**Your objective**
Below are the entries; state how many of their lines contain the string "What", and nothing more.

**Given data**
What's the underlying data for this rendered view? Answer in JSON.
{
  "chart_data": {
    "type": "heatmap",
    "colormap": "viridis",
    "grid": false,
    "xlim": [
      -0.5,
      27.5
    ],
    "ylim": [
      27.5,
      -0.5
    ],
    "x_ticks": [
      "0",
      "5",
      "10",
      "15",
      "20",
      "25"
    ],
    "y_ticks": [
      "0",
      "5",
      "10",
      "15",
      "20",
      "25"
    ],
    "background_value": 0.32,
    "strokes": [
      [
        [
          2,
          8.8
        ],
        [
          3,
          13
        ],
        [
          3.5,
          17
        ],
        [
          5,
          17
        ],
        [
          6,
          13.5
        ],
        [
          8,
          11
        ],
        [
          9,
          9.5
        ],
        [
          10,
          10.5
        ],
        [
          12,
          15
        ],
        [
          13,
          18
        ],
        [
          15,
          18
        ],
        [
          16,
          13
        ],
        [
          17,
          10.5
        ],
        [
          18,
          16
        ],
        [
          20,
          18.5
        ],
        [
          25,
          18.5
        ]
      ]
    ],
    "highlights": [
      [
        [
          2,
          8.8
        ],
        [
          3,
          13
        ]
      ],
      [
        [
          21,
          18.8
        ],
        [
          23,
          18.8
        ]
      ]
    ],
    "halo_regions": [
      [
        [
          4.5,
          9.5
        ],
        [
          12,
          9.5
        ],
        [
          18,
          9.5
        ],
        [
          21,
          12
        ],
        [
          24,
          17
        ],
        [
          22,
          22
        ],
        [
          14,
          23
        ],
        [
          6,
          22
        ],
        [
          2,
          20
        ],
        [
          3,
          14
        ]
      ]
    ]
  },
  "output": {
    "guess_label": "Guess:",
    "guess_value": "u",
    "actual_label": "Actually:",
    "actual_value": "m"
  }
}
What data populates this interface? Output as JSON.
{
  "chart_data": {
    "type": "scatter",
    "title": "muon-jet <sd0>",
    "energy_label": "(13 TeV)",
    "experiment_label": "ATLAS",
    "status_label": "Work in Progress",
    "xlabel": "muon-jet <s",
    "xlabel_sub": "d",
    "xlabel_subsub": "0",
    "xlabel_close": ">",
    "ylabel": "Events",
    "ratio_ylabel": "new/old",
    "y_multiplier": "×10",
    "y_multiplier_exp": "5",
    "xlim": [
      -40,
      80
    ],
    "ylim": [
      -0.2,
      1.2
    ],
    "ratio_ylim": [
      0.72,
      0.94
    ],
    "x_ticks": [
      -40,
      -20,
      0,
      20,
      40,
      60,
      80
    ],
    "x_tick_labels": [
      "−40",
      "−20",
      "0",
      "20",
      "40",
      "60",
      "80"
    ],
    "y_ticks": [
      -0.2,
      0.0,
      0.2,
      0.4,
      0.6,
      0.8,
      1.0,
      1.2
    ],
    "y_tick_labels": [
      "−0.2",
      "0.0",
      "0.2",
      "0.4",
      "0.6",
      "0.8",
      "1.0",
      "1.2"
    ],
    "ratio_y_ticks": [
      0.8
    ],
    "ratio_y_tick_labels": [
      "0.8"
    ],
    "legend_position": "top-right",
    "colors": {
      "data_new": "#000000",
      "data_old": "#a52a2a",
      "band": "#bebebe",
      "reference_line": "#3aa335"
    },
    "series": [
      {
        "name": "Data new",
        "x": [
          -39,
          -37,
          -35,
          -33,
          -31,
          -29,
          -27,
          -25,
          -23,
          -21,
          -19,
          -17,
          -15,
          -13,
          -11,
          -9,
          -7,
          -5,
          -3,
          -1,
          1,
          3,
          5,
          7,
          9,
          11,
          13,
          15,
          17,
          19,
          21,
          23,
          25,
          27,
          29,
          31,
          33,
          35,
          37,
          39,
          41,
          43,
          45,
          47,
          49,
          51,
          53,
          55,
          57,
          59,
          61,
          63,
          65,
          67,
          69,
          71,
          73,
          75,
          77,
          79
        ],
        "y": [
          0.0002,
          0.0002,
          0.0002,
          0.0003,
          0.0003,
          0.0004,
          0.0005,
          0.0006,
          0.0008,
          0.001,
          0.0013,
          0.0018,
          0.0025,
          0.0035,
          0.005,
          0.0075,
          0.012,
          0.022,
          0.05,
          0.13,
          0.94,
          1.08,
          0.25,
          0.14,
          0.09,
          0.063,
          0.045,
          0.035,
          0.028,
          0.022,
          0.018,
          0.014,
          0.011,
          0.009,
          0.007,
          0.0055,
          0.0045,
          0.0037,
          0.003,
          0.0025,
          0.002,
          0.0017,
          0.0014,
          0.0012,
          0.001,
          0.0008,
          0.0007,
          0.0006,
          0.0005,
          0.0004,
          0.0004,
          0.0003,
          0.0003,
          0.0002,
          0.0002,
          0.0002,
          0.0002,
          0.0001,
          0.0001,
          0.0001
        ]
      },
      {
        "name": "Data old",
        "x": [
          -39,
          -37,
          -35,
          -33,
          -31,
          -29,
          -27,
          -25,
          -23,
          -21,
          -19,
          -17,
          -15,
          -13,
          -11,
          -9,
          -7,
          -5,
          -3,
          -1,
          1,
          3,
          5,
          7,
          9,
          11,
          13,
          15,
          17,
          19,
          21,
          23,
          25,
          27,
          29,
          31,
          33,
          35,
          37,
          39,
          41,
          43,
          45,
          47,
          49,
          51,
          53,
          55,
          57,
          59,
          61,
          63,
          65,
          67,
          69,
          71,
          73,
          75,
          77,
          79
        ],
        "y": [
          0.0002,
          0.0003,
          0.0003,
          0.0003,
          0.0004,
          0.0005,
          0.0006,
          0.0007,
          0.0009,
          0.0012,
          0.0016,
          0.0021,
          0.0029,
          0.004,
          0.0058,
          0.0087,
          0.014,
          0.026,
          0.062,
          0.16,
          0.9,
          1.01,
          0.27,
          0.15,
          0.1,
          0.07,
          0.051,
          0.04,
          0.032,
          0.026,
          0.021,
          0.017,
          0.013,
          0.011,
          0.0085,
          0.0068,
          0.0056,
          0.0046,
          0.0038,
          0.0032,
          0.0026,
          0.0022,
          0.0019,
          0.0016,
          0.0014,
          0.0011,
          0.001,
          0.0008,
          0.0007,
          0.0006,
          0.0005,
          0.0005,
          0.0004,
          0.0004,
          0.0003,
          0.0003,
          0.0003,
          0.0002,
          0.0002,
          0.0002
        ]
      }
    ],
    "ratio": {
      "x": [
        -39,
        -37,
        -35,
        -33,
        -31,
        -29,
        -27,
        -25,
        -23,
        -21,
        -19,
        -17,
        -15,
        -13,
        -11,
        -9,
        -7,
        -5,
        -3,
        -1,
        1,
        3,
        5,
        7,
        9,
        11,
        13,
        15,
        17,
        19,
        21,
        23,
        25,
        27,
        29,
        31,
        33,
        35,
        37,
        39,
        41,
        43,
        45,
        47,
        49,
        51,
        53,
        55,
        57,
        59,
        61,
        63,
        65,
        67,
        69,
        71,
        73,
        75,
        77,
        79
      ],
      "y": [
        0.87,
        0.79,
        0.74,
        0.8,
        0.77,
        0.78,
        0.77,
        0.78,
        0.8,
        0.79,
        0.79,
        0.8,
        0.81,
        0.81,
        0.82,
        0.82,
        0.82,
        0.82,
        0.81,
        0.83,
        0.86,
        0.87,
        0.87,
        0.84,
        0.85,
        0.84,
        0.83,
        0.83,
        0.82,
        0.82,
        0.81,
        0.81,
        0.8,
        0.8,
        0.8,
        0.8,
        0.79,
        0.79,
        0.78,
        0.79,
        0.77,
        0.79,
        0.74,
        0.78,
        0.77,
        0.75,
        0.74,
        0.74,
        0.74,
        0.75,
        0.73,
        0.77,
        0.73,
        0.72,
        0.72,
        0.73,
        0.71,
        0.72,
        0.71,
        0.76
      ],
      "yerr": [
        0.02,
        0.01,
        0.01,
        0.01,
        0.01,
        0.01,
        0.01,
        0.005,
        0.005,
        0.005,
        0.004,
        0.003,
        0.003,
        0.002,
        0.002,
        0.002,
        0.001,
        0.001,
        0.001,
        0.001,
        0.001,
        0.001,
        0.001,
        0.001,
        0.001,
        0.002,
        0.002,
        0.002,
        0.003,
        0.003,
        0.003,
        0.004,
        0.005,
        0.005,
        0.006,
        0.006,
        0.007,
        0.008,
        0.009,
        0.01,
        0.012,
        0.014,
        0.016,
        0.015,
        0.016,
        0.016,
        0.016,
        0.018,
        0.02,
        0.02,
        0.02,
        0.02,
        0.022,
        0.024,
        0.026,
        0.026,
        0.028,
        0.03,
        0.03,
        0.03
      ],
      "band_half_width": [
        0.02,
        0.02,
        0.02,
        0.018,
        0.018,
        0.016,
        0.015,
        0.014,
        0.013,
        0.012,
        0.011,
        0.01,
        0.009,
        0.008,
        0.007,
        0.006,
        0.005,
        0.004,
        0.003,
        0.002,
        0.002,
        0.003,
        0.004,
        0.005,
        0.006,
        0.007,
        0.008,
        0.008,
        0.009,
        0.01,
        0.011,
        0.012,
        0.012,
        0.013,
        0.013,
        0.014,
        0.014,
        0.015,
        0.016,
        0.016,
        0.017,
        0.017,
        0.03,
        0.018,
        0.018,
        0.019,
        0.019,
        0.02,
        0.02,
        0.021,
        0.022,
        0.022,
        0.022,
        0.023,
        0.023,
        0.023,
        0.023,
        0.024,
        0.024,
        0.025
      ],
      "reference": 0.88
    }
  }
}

**Final answer**
2